== Written request ==
Continue the piece below about Christ at the center of the Carmelite Rule, starting after its last sentence.

--- START Reading text ---

Fr. Donald Buggert, O.Carm. — On Centrality

Fr. Gregory Houck, O.Carm.  
 

When the founding group of Western lay hermits asked Albert, the Patriarch of Jerusalem, to create a Rule of life for them, Christ was at its very center. In the Introduction to the Rule, Carmelites are told to walk in the footsteps of Jesus Christ. I he remainder of the Rule spells out how the Carmelite is to live this Christ-centered life.

Since the Rule was written at the time of the Crusades, it reflects the Crusade spirituality of the time, which was founded on the passion of Christ. Only through spiritual combat in imitation of the suffering and Crucified Christ could the land of Christ be regained. This spiritual combat involved poverty, penance, silence, solitude, and above all meditating upon the law of the Lord. Through this spiritual combat the Carmelite would be transformed into Christ. Throughout its history, the saints of the Carmelite Order such as Teresa of Avila, John of the Cross, and Therese of Lisieux have focused in their lives and writings upon this imitation of Christ, especially the suffering and dying Christ.

--- END Reading text ---
--- START Given information ---

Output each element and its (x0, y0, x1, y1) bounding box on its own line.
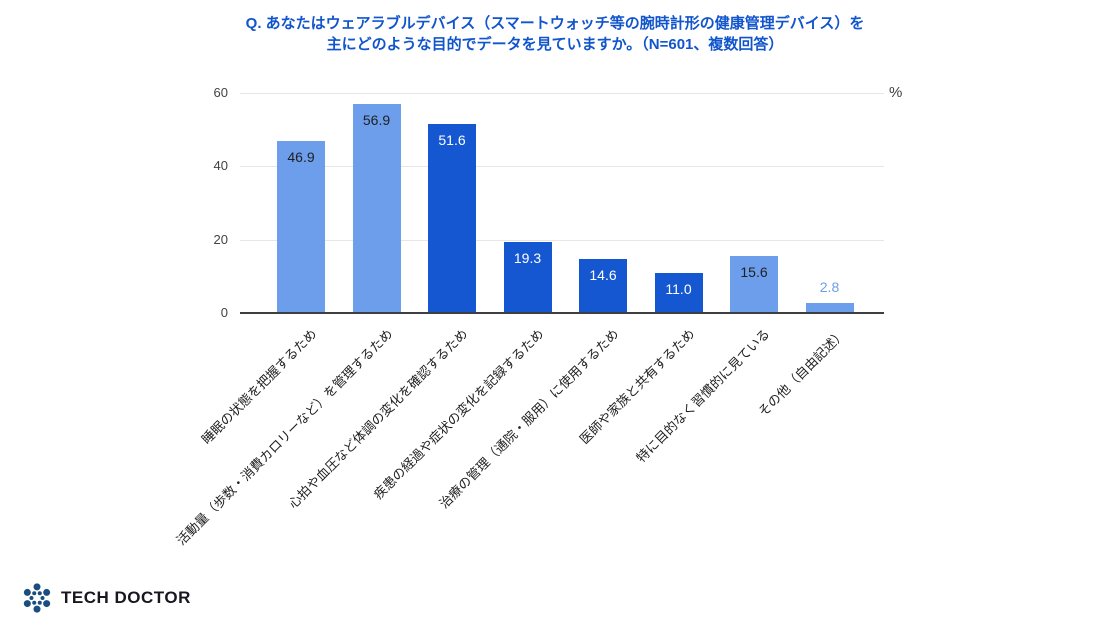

--- END Given information ---

== Expected answer ==
Today Carmelites are still challenged to walk in the footsteps of Jesus Christ and to imitate his suffering and death so as to win back the land for Christ. But the "land" is all the earth and all its citizens, so many of whom are marginalized and victims of violence and injustice. Carmelites today imitate Christ by continuing to carry out his own mission of making the Reign of God, God's peace and justice, a reality for all peoples, especially the "least of our brothers and sisters."

To carry on this mission of Christ, Carmelites today must continue to imitate Christ in his suffering and dying, as all Carmelites saints and mystics have done. As Christ himself, they must empty themselves in abandonment to God and His will so that they can be filled with the Spirit of Christ who continually anoints new prophets to make God's reign a reality in our world.

Fr. Donald Buggert, O.Carm.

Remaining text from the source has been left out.